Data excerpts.
-=-=-=-=-

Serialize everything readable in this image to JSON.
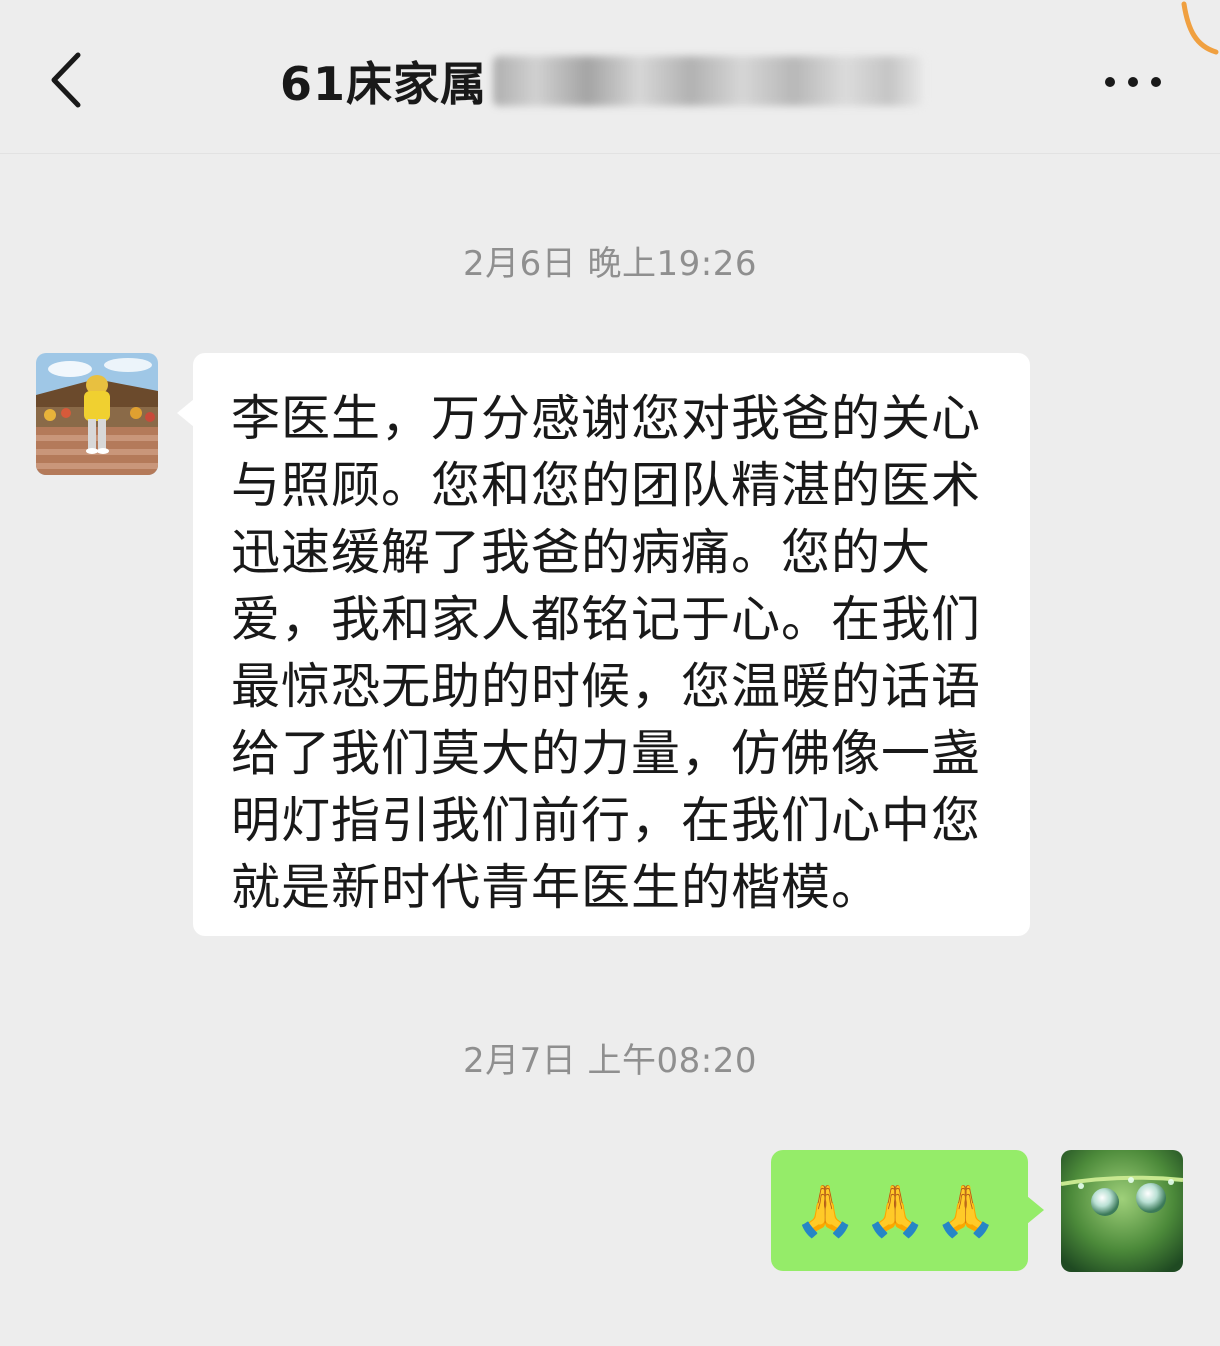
{
  "header": {
    "title": "61床家属",
    "back_icon": "back-chevron-icon",
    "more_icon": "more-dots-icon"
  },
  "messages": [
    {
      "timestamp": "2月6日 晚上19:26",
      "side": "left",
      "text": "李医生，万分感谢您对我爸的关心与照顾。您和您的团队精湛的医术迅速缓解了我爸的病痛。您的大爱，我和家人都铭记于心。在我们最惊恐无助的时候，您温暖的话语给了我们莫大的力量，仿佛像一盏明灯指引我们前行，在我们心中您就是新时代青年医生的楷模。"
    },
    {
      "timestamp": "2月7日 上午08:20",
      "side": "right",
      "text": "🙏🙏🙏"
    }
  ],
  "colors": {
    "background": "#ededed",
    "incoming_bubble": "#ffffff",
    "outgoing_bubble": "#95ec69",
    "timestamp_text": "#8f8f8f",
    "primary_text": "#191919"
  }
}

-=-=-=-=-

Objective.
Please set down each line of the data above exactly as written, without the pictures.

Task answer.
Serialize everything readable in this image to JSON.
{
  "header": {
    "title": "61床家属",
    "back_icon": "back-chevron-icon",
    "more_icon": "more-dots-icon"
  },
  "messages": [
    {
      "timestamp": "2月6日 晚上19:26",
      "side": "left",
      "text": "李医生，万分感谢您对我爸的关心与照顾。您和您的团队精湛的医术迅速缓解了我爸的病痛。您的大爱，我和家人都铭记于心。在我们最惊恐无助的时候，您温暖的话语给了我们莫大的力量，仿佛像一盏明灯指引我们前行，在我们心中您就是新时代青年医生的楷模。"
    },
    {
      "timestamp": "2月7日 上午08:20",
      "side": "right",
      "text": "🙏🙏🙏"
    }
  ],
  "colors": {
    "background": "#ededed",
    "incoming_bubble": "#ffffff",
    "outgoing_bubble": "#95ec69",
    "timestamp_text": "#8f8f8f",
    "primary_text": "#191919"
  }
}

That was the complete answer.